§ **Given data**
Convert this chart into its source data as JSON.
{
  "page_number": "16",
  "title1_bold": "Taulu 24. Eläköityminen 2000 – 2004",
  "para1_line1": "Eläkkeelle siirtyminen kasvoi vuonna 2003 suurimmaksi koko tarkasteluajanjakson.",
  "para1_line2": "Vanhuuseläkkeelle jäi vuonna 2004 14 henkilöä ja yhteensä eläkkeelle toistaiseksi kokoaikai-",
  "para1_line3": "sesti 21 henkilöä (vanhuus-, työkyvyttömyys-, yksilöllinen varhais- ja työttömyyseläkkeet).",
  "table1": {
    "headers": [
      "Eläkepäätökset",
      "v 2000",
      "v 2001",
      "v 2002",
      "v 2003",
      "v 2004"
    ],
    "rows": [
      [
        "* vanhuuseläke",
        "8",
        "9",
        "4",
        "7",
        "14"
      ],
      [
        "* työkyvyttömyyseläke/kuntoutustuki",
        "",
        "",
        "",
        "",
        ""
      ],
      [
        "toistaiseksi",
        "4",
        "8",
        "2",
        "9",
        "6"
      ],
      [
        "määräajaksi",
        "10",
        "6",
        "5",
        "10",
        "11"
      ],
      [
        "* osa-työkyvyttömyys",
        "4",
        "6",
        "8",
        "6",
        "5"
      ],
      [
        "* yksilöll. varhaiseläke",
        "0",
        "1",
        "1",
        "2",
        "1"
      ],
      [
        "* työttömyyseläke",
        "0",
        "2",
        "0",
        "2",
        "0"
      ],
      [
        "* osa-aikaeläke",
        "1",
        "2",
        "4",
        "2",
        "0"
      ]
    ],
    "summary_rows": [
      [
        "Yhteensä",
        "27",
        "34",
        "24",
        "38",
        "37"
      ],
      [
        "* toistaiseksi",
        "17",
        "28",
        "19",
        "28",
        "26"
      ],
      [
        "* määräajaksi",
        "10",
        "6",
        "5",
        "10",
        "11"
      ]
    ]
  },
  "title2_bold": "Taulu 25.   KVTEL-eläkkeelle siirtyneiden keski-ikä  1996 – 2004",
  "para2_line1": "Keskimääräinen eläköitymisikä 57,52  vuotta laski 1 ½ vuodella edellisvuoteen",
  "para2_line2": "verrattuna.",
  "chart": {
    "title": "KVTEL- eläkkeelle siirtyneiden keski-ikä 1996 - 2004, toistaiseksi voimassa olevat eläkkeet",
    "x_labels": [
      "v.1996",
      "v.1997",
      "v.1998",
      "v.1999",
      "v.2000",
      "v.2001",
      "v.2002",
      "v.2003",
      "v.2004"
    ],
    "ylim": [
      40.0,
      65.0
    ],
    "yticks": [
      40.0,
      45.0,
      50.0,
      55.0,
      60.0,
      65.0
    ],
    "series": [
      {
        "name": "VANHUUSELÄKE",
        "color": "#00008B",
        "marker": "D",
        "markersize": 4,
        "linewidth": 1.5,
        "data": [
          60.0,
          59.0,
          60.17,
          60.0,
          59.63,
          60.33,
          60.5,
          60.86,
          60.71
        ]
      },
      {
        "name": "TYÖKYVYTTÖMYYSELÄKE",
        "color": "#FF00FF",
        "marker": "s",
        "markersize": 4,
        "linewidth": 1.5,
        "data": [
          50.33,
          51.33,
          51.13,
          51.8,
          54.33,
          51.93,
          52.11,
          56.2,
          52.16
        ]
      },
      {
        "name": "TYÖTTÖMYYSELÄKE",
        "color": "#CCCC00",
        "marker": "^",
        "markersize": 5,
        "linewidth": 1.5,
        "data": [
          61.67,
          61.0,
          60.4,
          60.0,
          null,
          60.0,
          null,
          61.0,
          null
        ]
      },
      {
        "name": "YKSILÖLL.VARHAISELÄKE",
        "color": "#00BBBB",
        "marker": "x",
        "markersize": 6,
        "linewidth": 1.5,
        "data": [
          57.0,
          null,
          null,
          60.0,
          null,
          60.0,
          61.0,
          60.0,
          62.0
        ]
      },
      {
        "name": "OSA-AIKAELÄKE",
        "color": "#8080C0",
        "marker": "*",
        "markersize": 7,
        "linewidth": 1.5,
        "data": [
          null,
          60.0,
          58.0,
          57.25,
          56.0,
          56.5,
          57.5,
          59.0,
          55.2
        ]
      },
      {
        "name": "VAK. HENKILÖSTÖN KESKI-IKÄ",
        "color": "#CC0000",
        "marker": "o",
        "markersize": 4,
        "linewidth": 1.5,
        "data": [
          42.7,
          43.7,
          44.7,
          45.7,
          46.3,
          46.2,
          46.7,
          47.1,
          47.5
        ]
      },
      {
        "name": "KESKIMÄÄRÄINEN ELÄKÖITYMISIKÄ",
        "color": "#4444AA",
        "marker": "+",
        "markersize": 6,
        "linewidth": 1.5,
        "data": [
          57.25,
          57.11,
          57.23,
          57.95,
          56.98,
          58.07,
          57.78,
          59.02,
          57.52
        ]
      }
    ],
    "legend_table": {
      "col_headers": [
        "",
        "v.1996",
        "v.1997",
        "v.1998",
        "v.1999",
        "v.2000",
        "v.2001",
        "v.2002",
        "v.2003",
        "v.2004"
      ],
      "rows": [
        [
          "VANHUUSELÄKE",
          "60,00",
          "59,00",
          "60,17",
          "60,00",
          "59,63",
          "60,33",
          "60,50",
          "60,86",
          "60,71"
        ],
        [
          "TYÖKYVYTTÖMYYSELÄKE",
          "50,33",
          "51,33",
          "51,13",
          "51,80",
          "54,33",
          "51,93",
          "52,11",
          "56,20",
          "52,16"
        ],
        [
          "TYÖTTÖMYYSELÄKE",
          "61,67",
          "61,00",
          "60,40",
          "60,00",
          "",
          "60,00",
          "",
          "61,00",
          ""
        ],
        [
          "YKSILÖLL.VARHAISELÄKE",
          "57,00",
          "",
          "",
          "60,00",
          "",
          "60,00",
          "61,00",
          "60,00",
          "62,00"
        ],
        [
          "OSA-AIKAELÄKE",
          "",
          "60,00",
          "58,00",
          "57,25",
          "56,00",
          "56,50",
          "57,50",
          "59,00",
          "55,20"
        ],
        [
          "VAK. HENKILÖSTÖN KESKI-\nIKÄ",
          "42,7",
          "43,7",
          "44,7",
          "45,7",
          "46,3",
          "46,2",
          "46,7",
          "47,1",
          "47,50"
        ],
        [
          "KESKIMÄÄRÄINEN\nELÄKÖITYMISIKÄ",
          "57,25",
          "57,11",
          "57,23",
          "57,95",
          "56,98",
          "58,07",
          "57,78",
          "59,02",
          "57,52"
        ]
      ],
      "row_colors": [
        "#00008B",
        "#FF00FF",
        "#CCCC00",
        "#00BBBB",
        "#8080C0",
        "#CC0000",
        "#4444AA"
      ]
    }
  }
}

§ **Description of the task**
Using the listing above, please repeat every entry exactly.

§ **The output**
Convert this chart into its source data as JSON.
{
  "page_number": "16",
  "title1_bold": "Taulu 24. Eläköityminen 2000 – 2004",
  "para1_line1": "Eläkkeelle siirtyminen kasvoi vuonna 2003 suurimmaksi koko tarkasteluajanjakson.",
  "para1_line2": "Vanhuuseläkkeelle jäi vuonna 2004 14 henkilöä ja yhteensä eläkkeelle toistaiseksi kokoaikai-",
  "para1_line3": "sesti 21 henkilöä (vanhuus-, työkyvyttömyys-, yksilöllinen varhais- ja työttömyyseläkkeet).",
  "table1": {
    "headers": [
      "Eläkepäätökset",
      "v 2000",
      "v 2001",
      "v 2002",
      "v 2003",
      "v 2004"
    ],
    "rows": [
      [
        "* vanhuuseläke",
        "8",
        "9",
        "4",
        "7",
        "14"
      ],
      [
        "* työkyvyttömyyseläke/kuntoutustuki",
        "",
        "",
        "",
        "",
        ""
      ],
      [
        "toistaiseksi",
        "4",
        "8",
        "2",
        "9",
        "6"
      ],
      [
        "määräajaksi",
        "10",
        "6",
        "5",
        "10",
        "11"
      ],
      [
        "* osa-työkyvyttömyys",
        "4",
        "6",
        "8",
        "6",
        "5"
      ],
      [
        "* yksilöll. varhaiseläke",
        "0",
        "1",
        "1",
        "2",
        "1"
      ],
      [
        "* työttömyyseläke",
        "0",
        "2",
        "0",
        "2",
        "0"
      ],
      [
        "* osa-aikaeläke",
        "1",
        "2",
        "4",
        "2",
        "0"
      ]
    ],
    "summary_rows": [
      [
        "Yhteensä",
        "27",
        "34",
        "24",
        "38",
        "37"
      ],
      [
        "* toistaiseksi",
        "17",
        "28",
        "19",
        "28",
        "26"
      ],
      [
        "* määräajaksi",
        "10",
        "6",
        "5",
        "10",
        "11"
      ]
    ]
  },
  "title2_bold": "Taulu 25.   KVTEL-eläkkeelle siirtyneiden keski-ikä  1996 – 2004",
  "para2_line1": "Keskimääräinen eläköitymisikä 57,52  vuotta laski 1 ½ vuodella edellisvuoteen",
  "para2_line2": "verrattuna.",
  "chart": {
    "title": "KVTEL- eläkkeelle siirtyneiden keski-ikä 1996 - 2004, toistaiseksi voimassa olevat eläkkeet",
    "x_labels": [
      "v.1996",
      "v.1997",
      "v.1998",
      "v.1999",
      "v.2000",
      "v.2001",
      "v.2002",
      "v.2003",
      "v.2004"
    ],
    "ylim": [
      40.0,
      65.0
    ],
    "yticks": [
      40.0,
      45.0,
      50.0,
      55.0,
      60.0,
      65.0
    ],
    "series": [
      {
        "name": "VANHUUSELÄKE",
        "color": "#00008B",
        "marker": "D",
        "markersize": 4,
        "linewidth": 1.5,
        "data": [
          60.0,
          59.0,
          60.17,
          60.0,
          59.63,
          60.33,
          60.5,
          60.86,
          60.71
        ]
      },
      {
        "name": "TYÖKYVYTTÖMYYSELÄKE",
        "color": "#FF00FF",
        "marker": "s",
        "markersize": 4,
        "linewidth": 1.5,
        "data": [
          50.33,
          51.33,
          51.13,
          51.8,
          54.33,
          51.93,
          52.11,
          56.2,
          52.16
        ]
      },
      {
        "name": "TYÖTTÖMYYSELÄKE",
        "color": "#CCCC00",
        "marker": "^",
        "markersize": 5,
        "linewidth": 1.5,
        "data": [
          61.67,
          61.0,
          60.4,
          60.0,
          null,
          60.0,
          null,
          61.0,
          null
        ]
      },
      {
        "name": "YKSILÖLL.VARHAISELÄKE",
        "color": "#00BBBB",
        "marker": "x",
        "markersize": 6,
        "linewidth": 1.5,
        "data": [
          57.0,
          null,
          null,
          60.0,
          null,
          60.0,
          61.0,
          60.0,
          62.0
        ]
      },
      {
        "name": "OSA-AIKAELÄKE",
        "color": "#8080C0",
        "marker": "*",
        "markersize": 7,
        "linewidth": 1.5,
        "data": [
          null,
          60.0,
          58.0,
          57.25,
          56.0,
          56.5,
          57.5,
          59.0,
          55.2
        ]
      },
      {
        "name": "VAK. HENKILÖSTÖN KESKI-IKÄ",
        "color": "#CC0000",
        "marker": "o",
        "markersize": 4,
        "linewidth": 1.5,
        "data": [
          42.7,
          43.7,
          44.7,
          45.7,
          46.3,
          46.2,
          46.7,
          47.1,
          47.5
        ]
      },
      {
        "name": "KESKIMÄÄRÄINEN ELÄKÖITYMISIKÄ",
        "color": "#4444AA",
        "marker": "+",
        "markersize": 6,
        "linewidth": 1.5,
        "data": [
          57.25,
          57.11,
          57.23,
          57.95,
          56.98,
          58.07,
          57.78,
          59.02,
          57.52
        ]
      }
    ],
    "legend_table": {
      "col_headers": [
        "",
        "v.1996",
        "v.1997",
        "v.1998",
        "v.1999",
        "v.2000",
        "v.2001",
        "v.2002",
        "v.2003",
        "v.2004"
      ],
      "rows": [
        [
          "VANHUUSELÄKE",
          "60,00",
          "59,00",
          "60,17",
          "60,00",
          "59,63",
          "60,33",
          "60,50",
          "60,86",
          "60,71"
        ],
        [
          "TYÖKYVYTTÖMYYSELÄKE",
          "50,33",
          "51,33",
          "51,13",
          "51,80",
          "54,33",
          "51,93",
          "52,11",
          "56,20",
          "52,16"
        ],
        [
          "TYÖTTÖMYYSELÄKE",
          "61,67",
          "61,00",
          "60,40",
          "60,00",
          "",
          "60,00",
          "",
          "61,00",
          ""
        ],
        [
          "YKSILÖLL.VARHAISELÄKE",
          "57,00",
          "",
          "",
          "60,00",
          "",
          "60,00",
          "61,00",
          "60,00",
          "62,00"
        ],
        [
          "OSA-AIKAELÄKE",
          "",
          "60,00",
          "58,00",
          "57,25",
          "56,00",
          "56,50",
          "57,50",
          "59,00",
          "55,20"
        ],
        [
          "VAK. HENKILÖSTÖN KESKI-\nIKÄ",
          "42,7",
          "43,7",
          "44,7",
          "45,7",
          "46,3",
          "46,2",
          "46,7",
          "47,1",
          "47,50"
        ],
        [
          "KESKIMÄÄRÄINEN\nELÄKÖITYMISIKÄ",
          "57,25",
          "57,11",
          "57,23",
          "57,95",
          "56,98",
          "58,07",
          "57,78",
          "59,02",
          "57,52"
        ]
      ],
      "row_colors": [
        "#00008B",
        "#FF00FF",
        "#CCCC00",
        "#00BBBB",
        "#8080C0",
        "#CC0000",
        "#4444AA"
      ]
    }
  }
}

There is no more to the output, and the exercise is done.